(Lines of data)
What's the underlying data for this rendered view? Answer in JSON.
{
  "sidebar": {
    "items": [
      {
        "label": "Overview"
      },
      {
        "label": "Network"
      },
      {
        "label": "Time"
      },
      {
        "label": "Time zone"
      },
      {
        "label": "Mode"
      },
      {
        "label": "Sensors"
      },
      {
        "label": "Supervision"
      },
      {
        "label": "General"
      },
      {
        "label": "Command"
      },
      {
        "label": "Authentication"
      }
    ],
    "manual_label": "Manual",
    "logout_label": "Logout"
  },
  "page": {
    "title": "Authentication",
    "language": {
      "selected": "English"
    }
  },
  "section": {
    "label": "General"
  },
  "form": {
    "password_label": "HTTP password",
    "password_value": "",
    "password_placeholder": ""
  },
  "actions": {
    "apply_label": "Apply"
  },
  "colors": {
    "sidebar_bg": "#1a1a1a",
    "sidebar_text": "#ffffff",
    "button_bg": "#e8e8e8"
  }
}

▶ WORK TO BE COMPLETED
Repeat the records exactly, including every line.

▶ SOLUTION TO THE EXERCISE
What's the underlying data for this rendered view? Answer in JSON.
{
  "sidebar": {
    "items": [
      {
        "label": "Overview"
      },
      {
        "label": "Network"
      },
      {
        "label": "Time"
      },
      {
        "label": "Time zone"
      },
      {
        "label": "Mode"
      },
      {
        "label": "Sensors"
      },
      {
        "label": "Supervision"
      },
      {
        "label": "General"
      },
      {
        "label": "Command"
      },
      {
        "label": "Authentication"
      }
    ],
    "manual_label": "Manual",
    "logout_label": "Logout"
  },
  "page": {
    "title": "Authentication",
    "language": {
      "selected": "English"
    }
  },
  "section": {
    "label": "General"
  },
  "form": {
    "password_label": "HTTP password",
    "password_value": "",
    "password_placeholder": ""
  },
  "actions": {
    "apply_label": "Apply"
  },
  "colors": {
    "sidebar_bg": "#1a1a1a",
    "sidebar_text": "#ffffff",
    "button_bg": "#e8e8e8"
  }
}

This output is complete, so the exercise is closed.